## [TASK REQUIREMENTS]
In the records below, find the line containing "Output a JSON"; copy exactly that line and all lines after it to the end, and nothing else.
# start of DATA FOR THIS EXERCISE
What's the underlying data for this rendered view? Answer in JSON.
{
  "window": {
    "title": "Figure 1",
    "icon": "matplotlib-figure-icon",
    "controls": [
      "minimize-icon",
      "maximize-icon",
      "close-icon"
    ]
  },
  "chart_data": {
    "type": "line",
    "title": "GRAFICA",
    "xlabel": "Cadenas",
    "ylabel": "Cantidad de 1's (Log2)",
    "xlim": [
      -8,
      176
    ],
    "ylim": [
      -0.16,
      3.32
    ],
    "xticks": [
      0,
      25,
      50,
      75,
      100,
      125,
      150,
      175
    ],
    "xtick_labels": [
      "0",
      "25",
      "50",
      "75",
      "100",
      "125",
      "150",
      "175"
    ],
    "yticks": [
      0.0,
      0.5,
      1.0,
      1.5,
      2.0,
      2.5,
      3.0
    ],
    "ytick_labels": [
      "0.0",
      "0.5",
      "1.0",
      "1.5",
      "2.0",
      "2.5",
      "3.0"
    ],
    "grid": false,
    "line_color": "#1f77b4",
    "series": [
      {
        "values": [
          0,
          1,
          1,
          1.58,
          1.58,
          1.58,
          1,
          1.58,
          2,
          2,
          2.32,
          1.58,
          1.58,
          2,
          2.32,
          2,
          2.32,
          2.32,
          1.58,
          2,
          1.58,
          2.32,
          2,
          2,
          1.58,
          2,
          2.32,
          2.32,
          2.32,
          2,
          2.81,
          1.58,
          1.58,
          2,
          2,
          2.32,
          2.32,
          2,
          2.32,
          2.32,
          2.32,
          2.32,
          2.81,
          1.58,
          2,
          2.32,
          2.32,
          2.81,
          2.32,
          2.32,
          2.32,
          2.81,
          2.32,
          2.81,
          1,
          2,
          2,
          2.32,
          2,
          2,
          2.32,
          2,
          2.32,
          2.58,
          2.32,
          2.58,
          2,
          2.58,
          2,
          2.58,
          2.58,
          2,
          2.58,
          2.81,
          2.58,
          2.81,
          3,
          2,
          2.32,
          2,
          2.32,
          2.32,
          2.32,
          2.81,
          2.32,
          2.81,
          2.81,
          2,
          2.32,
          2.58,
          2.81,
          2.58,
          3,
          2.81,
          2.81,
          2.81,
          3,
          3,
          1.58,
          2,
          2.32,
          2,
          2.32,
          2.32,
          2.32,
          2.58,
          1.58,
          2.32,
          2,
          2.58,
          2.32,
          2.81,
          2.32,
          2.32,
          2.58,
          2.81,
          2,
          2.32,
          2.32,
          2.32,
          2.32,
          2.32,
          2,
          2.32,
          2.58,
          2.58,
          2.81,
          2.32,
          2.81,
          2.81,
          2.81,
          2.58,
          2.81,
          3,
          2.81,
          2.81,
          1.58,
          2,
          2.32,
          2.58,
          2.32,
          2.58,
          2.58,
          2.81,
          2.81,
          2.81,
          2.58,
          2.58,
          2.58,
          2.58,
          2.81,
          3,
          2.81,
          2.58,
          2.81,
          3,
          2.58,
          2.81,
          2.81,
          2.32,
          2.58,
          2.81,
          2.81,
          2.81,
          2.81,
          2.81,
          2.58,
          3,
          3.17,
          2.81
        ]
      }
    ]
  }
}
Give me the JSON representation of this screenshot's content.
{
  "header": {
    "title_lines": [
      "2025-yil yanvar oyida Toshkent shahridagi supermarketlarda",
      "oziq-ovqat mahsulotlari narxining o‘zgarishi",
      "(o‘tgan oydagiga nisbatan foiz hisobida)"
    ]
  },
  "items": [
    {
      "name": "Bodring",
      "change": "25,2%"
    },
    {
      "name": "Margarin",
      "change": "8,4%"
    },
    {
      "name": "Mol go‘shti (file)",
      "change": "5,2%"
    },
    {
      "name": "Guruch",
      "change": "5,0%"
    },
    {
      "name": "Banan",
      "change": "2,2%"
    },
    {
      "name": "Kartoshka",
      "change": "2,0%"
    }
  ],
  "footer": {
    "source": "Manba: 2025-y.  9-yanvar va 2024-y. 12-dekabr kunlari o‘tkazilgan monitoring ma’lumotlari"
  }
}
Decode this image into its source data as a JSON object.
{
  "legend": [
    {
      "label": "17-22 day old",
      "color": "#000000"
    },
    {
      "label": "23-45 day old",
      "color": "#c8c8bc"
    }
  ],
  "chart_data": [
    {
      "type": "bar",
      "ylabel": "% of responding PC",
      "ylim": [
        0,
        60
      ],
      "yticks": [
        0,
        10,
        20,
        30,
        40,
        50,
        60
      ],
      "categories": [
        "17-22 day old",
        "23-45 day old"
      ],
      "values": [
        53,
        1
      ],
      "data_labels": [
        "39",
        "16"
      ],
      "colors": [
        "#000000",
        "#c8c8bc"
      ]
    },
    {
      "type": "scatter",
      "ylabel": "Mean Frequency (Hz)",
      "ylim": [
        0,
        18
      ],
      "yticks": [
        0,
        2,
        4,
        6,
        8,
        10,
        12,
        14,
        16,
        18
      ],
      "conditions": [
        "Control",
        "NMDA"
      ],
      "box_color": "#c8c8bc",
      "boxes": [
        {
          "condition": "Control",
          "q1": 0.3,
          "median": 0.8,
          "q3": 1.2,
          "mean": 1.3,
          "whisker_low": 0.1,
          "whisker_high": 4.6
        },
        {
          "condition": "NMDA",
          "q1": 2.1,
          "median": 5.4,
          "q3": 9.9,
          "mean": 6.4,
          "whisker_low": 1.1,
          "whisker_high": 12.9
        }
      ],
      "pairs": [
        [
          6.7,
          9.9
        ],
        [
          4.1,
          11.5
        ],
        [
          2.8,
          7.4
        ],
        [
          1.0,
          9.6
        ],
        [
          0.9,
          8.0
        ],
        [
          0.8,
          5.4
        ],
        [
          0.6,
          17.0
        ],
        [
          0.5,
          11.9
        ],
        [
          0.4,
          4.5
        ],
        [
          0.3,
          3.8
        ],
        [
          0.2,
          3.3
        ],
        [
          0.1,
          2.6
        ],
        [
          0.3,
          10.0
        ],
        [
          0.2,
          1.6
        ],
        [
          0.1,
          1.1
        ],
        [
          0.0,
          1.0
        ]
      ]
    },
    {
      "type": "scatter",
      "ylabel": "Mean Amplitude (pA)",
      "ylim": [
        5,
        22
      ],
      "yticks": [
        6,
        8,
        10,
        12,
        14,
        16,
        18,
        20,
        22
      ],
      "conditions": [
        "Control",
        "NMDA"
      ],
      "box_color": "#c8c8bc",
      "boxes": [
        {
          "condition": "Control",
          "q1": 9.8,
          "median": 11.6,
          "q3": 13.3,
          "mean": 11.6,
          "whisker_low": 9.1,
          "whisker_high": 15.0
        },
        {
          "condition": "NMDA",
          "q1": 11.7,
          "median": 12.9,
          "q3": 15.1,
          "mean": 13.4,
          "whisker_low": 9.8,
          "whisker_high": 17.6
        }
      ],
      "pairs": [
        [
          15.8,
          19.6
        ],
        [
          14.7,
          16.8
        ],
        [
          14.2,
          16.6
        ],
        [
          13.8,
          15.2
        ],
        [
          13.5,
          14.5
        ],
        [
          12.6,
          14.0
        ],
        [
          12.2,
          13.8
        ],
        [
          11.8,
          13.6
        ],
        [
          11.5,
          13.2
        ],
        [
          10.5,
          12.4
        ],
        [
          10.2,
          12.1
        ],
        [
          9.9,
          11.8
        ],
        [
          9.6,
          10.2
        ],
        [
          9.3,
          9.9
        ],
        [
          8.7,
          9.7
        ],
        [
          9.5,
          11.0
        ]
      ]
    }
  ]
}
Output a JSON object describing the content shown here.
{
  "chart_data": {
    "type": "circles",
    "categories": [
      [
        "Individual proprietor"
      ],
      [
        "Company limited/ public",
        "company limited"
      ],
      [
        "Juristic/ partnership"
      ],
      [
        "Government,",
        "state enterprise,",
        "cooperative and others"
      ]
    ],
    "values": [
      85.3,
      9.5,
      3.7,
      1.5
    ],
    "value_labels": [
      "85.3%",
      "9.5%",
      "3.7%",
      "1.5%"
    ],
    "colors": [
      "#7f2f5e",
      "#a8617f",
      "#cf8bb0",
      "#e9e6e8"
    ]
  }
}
# end of DATA FOR THIS EXERCISE
## [RESPONSE]
Output a JSON object describing the content shown here.
{
  "chart_data": {
    "type": "circles",
    "categories": [
      [
        "Individual proprietor"
      ],
      [
        "Company limited/ public",
        "company limited"
      ],
      [
        "Juristic/ partnership"
      ],
      [
        "Government,",
        "state enterprise,",
        "cooperative and others"
      ]
    ],
    "values": [
      85.3,
      9.5,
      3.7,
      1.5
    ],
    "value_labels": [
      "85.3%",
      "9.5%",
      "3.7%",
      "1.5%"
    ],
    "colors": [
      "#7f2f5e",
      "#a8617f",
      "#cf8bb0",
      "#e9e6e8"
    ]
  }
}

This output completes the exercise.